**DESCRIPTION OF THE TASK:** Reproduce all of the data below without alteration; exclude every picture.

┄┄┄┄┄┄┄┄┄┄┄┄┄┄┄┄┄┄┄┄

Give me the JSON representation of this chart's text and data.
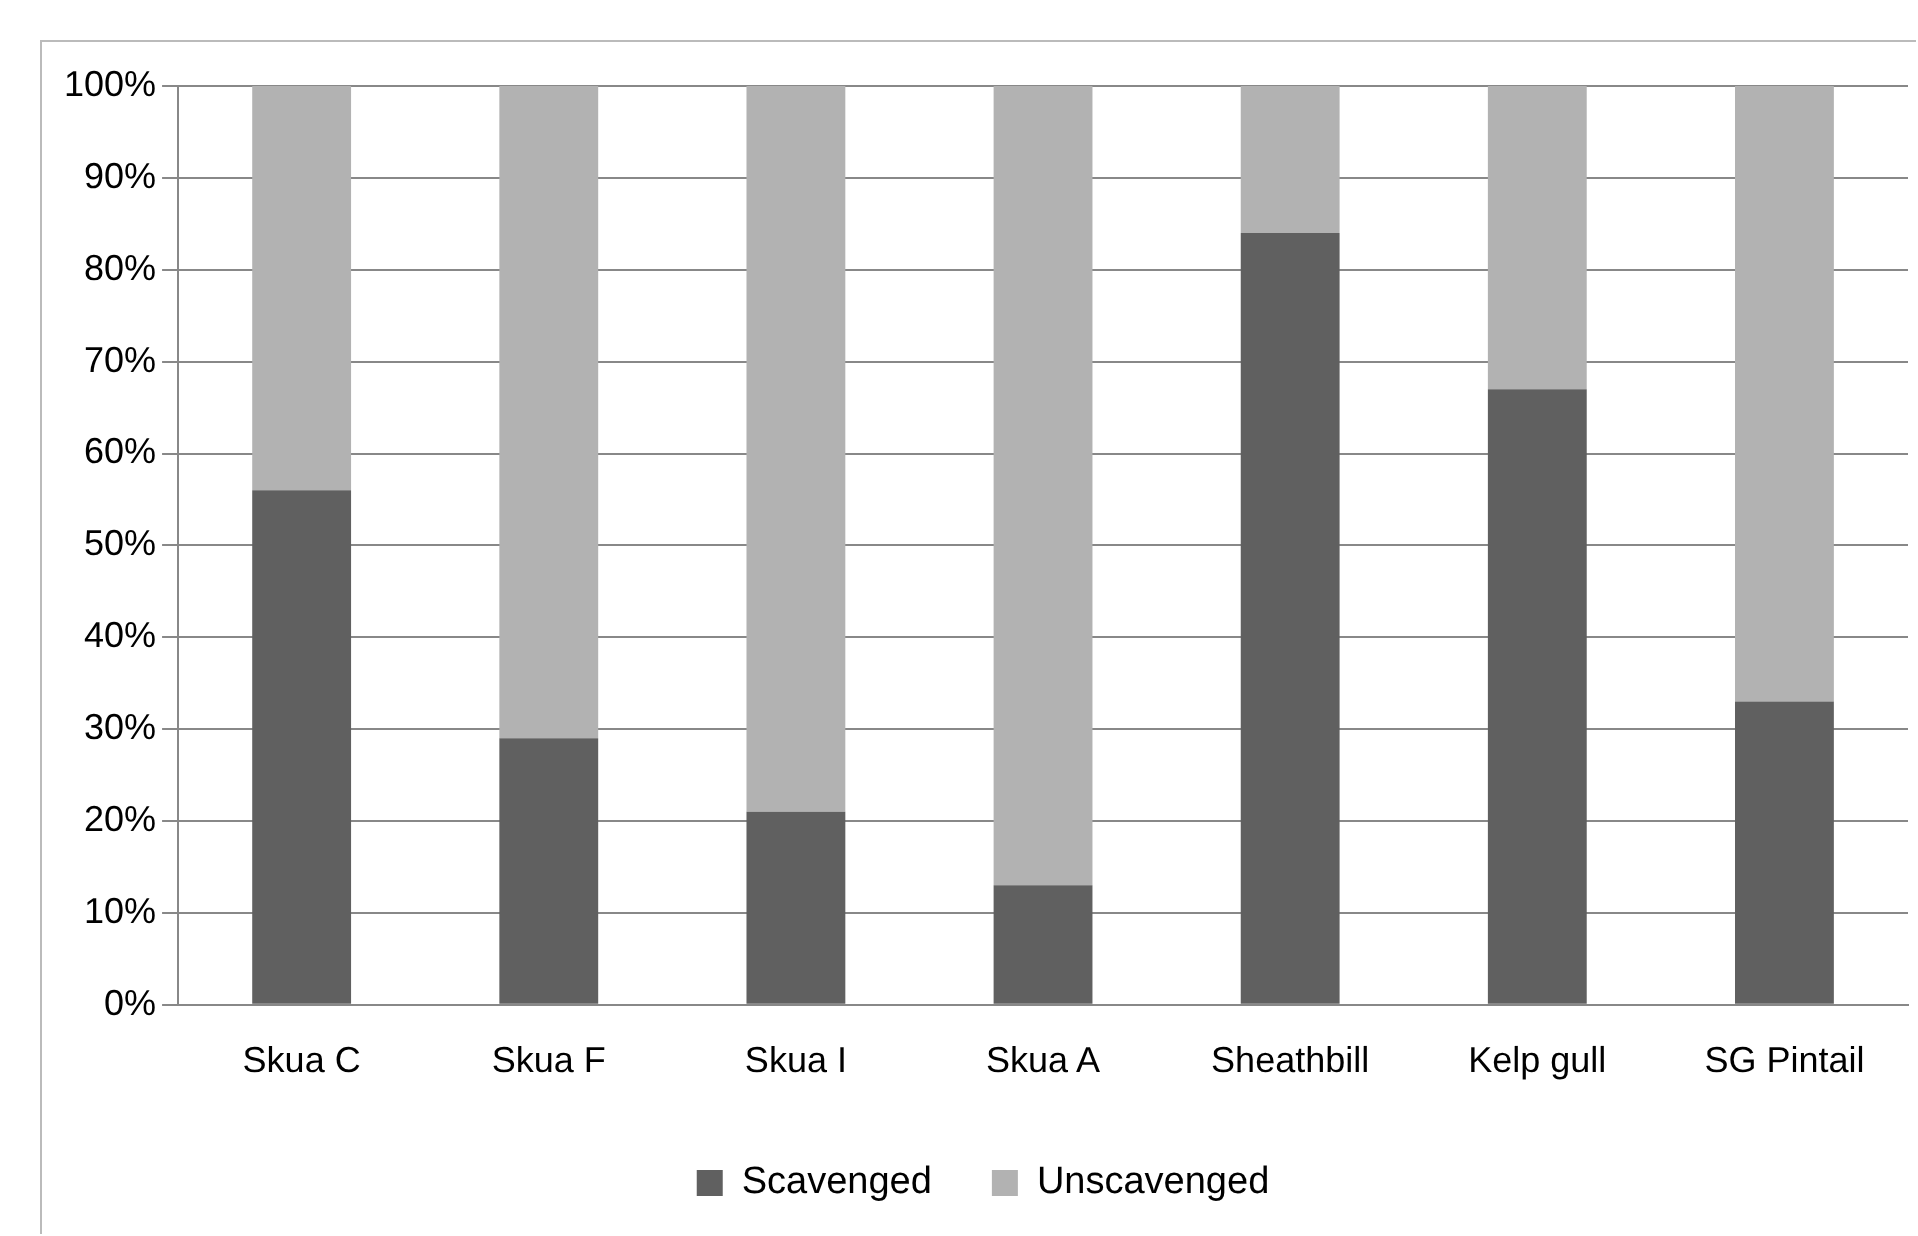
{
  "chart_data": {
    "type": "bar",
    "stacked": true,
    "categories": [
      "Skua C",
      "Skua F",
      "Skua I",
      "Skua A",
      "Sheathbill",
      "Kelp gull",
      "SG Pintail"
    ],
    "series": [
      {
        "name": "Scavenged",
        "color": "#606060",
        "values": [
          56,
          29,
          21,
          13,
          84,
          67,
          33
        ]
      },
      {
        "name": "Unscavenged",
        "color": "#b2b2b2",
        "values": [
          44,
          71,
          79,
          87,
          16,
          33,
          67
        ]
      }
    ],
    "ylim": [
      0,
      100
    ],
    "yticks": [
      {
        "value": 0,
        "label": "0%"
      },
      {
        "value": 10,
        "label": "10%"
      },
      {
        "value": 20,
        "label": "20%"
      },
      {
        "value": 30,
        "label": "30%"
      },
      {
        "value": 40,
        "label": "40%"
      },
      {
        "value": 50,
        "label": "50%"
      },
      {
        "value": 60,
        "label": "60%"
      },
      {
        "value": 70,
        "label": "70%"
      },
      {
        "value": 80,
        "label": "80%"
      },
      {
        "value": 90,
        "label": "90%"
      },
      {
        "value": 100,
        "label": "100%"
      }
    ],
    "grid": "y",
    "legend": "bottom"
  }
}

┄┄┄┄┄┄┄┄┄┄┄┄┄┄┄┄┄┄┄┄

**THE RESPONSE:**
Give me the JSON representation of this chart's text and data.
{
  "chart_data": {
    "type": "bar",
    "stacked": true,
    "categories": [
      "Skua C",
      "Skua F",
      "Skua I",
      "Skua A",
      "Sheathbill",
      "Kelp gull",
      "SG Pintail"
    ],
    "series": [
      {
        "name": "Scavenged",
        "color": "#606060",
        "values": [
          56,
          29,
          21,
          13,
          84,
          67,
          33
        ]
      },
      {
        "name": "Unscavenged",
        "color": "#b2b2b2",
        "values": [
          44,
          71,
          79,
          87,
          16,
          33,
          67
        ]
      }
    ],
    "ylim": [
      0,
      100
    ],
    "yticks": [
      {
        "value": 0,
        "label": "0%"
      },
      {
        "value": 10,
        "label": "10%"
      },
      {
        "value": 20,
        "label": "20%"
      },
      {
        "value": 30,
        "label": "30%"
      },
      {
        "value": 40,
        "label": "40%"
      },
      {
        "value": 50,
        "label": "50%"
      },
      {
        "value": 60,
        "label": "60%"
      },
      {
        "value": 70,
        "label": "70%"
      },
      {
        "value": 80,
        "label": "80%"
      },
      {
        "value": 90,
        "label": "90%"
      },
      {
        "value": 100,
        "label": "100%"
      }
    ],
    "grid": "y",
    "legend": "bottom"
  }
}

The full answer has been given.